» Work to complete
Output all the material that follows, exactly as given.

» Provided information
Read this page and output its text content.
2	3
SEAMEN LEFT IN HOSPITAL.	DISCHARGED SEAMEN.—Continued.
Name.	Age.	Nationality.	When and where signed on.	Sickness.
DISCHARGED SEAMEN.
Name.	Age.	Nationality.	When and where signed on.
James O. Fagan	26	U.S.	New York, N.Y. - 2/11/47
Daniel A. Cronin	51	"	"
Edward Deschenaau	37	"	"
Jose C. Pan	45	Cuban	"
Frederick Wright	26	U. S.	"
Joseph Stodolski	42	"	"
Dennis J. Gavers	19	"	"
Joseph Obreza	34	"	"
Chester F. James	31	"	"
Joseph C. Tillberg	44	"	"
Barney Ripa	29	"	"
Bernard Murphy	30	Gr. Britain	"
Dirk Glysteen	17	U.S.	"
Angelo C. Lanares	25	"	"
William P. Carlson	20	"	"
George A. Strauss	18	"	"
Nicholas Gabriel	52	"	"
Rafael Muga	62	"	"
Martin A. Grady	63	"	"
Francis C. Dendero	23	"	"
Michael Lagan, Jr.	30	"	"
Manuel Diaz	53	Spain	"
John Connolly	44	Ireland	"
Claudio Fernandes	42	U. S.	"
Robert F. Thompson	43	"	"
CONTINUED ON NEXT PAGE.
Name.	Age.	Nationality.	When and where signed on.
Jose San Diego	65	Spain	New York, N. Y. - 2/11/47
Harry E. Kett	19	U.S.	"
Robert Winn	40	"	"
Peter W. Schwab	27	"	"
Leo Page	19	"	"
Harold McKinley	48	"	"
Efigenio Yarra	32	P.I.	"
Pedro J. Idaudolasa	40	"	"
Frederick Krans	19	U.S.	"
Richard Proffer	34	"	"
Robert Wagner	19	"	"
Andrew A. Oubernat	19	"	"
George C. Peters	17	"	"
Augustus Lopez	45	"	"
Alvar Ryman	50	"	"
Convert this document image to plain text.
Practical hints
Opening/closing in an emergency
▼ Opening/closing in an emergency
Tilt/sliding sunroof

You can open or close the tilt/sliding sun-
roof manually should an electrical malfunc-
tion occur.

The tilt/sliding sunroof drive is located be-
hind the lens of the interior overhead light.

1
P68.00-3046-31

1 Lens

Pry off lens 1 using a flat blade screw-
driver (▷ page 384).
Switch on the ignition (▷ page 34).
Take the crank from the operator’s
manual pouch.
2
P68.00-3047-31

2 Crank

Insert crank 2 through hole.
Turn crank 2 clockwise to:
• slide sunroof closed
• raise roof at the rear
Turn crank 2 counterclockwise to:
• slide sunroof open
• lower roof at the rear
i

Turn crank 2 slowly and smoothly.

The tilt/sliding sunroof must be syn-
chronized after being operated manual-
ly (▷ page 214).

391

» Reply
Read this page and output its text content.
2	3
SEAMEN LEFT IN HOSPITAL.	DISCHARGED SEAMEN.—Continued.
Name.	Age.	Nationality.	When and where signed on.	Sickness.
DISCHARGED SEAMEN.
Name.	Age.	Nationality.	When and where signed on.
James O. Fagan	26	U.S.	New York, N.Y. - 2/11/47
Daniel A. Cronin	51	"	"
Edward Deschenaau	37	"	"
Jose C. Pan	45	Cuban	"
Frederick Wright	26	U. S.	"
Joseph Stodolski	42	"	"
Dennis J. Gavers	19	"	"
Joseph Obreza	34	"	"
Chester F. James	31	"	"
Joseph C. Tillberg	44	"	"
Barney Ripa	29	"	"
Bernard Murphy	30	Gr. Britain	"
Dirk Glysteen	17	U.S.	"
Angelo C. Lanares	25	"	"
William P. Carlson	20	"	"
George A. Strauss	18	"	"
Nicholas Gabriel	52	"	"
Rafael Muga	62	"	"
Martin A. Grady	63	"	"
Francis C. Dendero	23	"	"
Michael Lagan, Jr.	30	"	"
Manuel Diaz	53	Spain	"
John Connolly	44	Ireland	"
Claudio Fernandes	42	U. S.	"
Robert F. Thompson	43	"	"
CONTINUED ON NEXT PAGE.
Name.	Age.	Nationality.	When and where signed on.
Jose San Diego	65	Spain	New York, N. Y. - 2/11/47
Harry E. Kett	19	U.S.	"
Robert Winn	40	"	"
Peter W. Schwab	27	"	"
Leo Page	19	"	"
Harold McKinley	48	"	"
Efigenio Yarra	32	P.I.	"
Pedro J. Idaudolasa	40	"	"
Frederick Krans	19	U.S.	"
Richard Proffer	34	"	"
Robert Wagner	19	"	"
Andrew A. Oubernat	19	"	"
George C. Peters	17	"	"
Augustus Lopez	45	"	"
Alvar Ryman	50	"	"
Convert this document image to plain text.
Practical hints
Opening/closing in an emergency
▼ Opening/closing in an emergency
Tilt/sliding sunroof

You can open or close the tilt/sliding sun-
roof manually should an electrical malfunc-
tion occur.

The tilt/sliding sunroof drive is located be-
hind the lens of the interior overhead light.

1
P68.00-3046-31

1 Lens

Pry off lens 1 using a flat blade screw-
driver (▷ page 384).
Switch on the ignition (▷ page 34).
Take the crank from the operator’s
manual pouch.
2
P68.00-3047-31

2 Crank

Insert crank 2 through hole.
Turn crank 2 clockwise to:
• slide sunroof closed
• raise roof at the rear
Turn crank 2 counterclockwise to:
• slide sunroof open
• lower roof at the rear
i

Turn crank 2 slowly and smoothly.

The tilt/sliding sunroof must be syn-
chronized after being operated manual-
ly (▷ page 214).

391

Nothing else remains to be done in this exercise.